#### DATA PROVIDED:
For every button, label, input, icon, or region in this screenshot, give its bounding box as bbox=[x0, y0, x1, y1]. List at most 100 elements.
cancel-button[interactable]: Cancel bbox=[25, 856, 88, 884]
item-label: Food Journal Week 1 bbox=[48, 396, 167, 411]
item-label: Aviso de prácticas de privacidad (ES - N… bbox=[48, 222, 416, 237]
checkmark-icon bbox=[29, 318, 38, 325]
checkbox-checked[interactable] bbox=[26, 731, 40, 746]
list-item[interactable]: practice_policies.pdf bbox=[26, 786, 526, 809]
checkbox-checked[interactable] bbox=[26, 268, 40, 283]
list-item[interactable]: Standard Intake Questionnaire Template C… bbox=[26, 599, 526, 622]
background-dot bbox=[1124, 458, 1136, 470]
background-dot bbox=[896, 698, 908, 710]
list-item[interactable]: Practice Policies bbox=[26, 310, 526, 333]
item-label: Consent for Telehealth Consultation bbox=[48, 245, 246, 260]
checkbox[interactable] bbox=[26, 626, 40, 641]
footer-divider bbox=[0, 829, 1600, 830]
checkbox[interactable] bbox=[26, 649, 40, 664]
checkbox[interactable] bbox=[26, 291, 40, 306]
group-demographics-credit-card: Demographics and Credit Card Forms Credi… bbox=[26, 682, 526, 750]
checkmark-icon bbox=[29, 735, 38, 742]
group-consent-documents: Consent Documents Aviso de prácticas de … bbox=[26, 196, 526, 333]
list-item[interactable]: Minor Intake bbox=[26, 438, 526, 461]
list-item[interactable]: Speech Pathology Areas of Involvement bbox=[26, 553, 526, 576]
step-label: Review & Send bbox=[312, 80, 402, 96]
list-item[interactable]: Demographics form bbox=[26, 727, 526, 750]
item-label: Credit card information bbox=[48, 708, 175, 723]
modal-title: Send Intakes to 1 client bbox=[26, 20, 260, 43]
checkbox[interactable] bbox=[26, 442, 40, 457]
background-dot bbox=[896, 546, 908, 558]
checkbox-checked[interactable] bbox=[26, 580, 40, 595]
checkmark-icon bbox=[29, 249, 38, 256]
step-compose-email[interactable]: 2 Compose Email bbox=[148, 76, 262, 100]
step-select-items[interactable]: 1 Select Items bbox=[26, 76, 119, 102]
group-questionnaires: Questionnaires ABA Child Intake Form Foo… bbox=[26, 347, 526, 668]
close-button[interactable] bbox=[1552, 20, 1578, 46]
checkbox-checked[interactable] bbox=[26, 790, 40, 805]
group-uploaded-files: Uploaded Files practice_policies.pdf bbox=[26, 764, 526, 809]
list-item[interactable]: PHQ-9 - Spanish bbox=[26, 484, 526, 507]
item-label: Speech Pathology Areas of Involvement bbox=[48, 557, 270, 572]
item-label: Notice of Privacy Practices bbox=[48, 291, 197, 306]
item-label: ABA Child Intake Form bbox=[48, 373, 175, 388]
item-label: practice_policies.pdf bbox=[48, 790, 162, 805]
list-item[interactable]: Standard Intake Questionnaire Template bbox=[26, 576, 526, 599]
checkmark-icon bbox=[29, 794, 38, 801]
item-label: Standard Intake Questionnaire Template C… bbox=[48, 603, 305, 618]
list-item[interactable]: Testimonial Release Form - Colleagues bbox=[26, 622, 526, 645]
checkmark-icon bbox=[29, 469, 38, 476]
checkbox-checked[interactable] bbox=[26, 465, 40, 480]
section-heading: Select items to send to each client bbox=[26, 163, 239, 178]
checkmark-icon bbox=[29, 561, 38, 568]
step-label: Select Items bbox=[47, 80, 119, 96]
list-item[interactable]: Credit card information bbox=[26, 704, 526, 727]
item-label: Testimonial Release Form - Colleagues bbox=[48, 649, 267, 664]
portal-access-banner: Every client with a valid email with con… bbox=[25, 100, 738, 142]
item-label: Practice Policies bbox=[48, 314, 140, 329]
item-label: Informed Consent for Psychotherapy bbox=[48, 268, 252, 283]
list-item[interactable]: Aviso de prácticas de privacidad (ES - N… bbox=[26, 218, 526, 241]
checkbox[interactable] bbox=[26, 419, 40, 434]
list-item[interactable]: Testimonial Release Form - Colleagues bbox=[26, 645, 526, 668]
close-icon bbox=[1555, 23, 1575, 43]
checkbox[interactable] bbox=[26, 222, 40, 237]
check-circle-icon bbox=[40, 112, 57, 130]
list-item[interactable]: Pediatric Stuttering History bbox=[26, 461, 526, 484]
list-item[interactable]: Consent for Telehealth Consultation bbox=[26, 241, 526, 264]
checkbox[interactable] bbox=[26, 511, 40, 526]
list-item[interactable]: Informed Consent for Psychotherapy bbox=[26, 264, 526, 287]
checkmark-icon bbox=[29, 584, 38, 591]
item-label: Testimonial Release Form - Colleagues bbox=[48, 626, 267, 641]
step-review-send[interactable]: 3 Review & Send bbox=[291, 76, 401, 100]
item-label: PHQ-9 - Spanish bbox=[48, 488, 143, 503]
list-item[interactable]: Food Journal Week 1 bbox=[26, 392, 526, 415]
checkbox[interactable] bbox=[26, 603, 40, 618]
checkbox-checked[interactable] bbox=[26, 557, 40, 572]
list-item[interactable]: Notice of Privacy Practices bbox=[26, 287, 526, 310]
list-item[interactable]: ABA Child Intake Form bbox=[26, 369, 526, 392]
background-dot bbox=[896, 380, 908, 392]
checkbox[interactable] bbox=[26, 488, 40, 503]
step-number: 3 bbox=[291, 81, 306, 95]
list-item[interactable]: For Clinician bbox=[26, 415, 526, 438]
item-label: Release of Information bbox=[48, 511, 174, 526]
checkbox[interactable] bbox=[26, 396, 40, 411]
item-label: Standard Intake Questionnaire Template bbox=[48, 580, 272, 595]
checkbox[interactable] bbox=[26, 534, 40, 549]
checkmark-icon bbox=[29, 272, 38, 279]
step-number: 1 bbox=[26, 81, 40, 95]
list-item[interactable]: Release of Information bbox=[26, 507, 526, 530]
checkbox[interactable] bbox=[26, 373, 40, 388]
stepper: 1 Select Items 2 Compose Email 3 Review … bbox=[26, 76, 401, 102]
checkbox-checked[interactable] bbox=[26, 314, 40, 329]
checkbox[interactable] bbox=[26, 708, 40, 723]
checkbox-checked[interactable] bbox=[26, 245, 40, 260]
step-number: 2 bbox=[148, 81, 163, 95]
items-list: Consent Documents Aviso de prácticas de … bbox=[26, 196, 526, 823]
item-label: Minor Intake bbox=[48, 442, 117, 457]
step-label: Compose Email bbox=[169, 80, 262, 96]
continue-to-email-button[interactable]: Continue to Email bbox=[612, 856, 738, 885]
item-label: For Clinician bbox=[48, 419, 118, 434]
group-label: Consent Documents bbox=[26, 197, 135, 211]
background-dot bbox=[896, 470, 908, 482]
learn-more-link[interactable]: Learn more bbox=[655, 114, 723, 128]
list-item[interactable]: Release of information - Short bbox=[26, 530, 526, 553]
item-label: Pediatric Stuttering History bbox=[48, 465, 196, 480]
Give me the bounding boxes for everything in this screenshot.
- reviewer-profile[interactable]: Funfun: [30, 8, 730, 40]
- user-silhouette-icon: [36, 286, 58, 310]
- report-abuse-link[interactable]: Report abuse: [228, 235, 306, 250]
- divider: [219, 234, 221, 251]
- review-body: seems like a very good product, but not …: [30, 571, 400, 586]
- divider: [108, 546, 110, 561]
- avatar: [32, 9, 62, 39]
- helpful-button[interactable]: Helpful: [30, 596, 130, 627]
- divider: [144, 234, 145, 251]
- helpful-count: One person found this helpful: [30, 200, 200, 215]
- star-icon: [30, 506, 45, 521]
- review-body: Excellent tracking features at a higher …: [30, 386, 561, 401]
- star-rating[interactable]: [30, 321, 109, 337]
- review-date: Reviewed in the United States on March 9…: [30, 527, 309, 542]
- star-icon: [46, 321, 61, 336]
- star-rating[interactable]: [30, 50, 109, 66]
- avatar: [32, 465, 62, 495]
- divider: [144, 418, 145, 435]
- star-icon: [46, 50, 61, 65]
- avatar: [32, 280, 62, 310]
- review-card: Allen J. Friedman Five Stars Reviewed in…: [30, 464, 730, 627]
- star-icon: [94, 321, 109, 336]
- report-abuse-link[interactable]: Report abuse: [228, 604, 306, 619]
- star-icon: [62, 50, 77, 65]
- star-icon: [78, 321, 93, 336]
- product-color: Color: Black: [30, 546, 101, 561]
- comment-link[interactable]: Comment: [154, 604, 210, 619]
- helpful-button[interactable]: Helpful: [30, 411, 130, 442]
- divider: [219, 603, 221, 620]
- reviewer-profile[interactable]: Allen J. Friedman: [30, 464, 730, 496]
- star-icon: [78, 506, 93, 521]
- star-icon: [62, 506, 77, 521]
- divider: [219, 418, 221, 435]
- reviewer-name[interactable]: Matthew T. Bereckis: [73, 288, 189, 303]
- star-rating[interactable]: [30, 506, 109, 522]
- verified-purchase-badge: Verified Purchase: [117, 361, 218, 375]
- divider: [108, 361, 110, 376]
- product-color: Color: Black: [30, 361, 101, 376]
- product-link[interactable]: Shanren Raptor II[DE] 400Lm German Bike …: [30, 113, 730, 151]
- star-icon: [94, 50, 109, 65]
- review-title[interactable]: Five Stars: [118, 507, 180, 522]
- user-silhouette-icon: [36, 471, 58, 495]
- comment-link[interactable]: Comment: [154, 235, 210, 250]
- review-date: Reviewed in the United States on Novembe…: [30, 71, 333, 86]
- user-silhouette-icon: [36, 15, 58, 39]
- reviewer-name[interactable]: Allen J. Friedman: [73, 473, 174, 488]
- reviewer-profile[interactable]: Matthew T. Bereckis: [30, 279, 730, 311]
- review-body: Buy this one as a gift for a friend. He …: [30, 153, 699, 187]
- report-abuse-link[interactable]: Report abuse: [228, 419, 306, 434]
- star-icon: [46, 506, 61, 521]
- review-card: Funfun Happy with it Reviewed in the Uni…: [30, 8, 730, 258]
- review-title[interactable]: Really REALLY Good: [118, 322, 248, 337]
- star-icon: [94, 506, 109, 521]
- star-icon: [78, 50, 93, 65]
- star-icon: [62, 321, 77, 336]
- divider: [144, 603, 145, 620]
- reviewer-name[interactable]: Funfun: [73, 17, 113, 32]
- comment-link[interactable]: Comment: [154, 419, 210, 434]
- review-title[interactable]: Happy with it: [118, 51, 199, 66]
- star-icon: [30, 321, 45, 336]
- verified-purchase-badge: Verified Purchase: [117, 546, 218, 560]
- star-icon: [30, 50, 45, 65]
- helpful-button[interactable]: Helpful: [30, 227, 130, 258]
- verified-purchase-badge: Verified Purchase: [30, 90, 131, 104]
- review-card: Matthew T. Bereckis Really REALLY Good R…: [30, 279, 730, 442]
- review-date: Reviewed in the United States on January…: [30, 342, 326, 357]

#### AIM:
Count the lines in the material above that contain the string "Privacy", with case counting, and reply with only that number.

#### WRITTEN REPLY:
2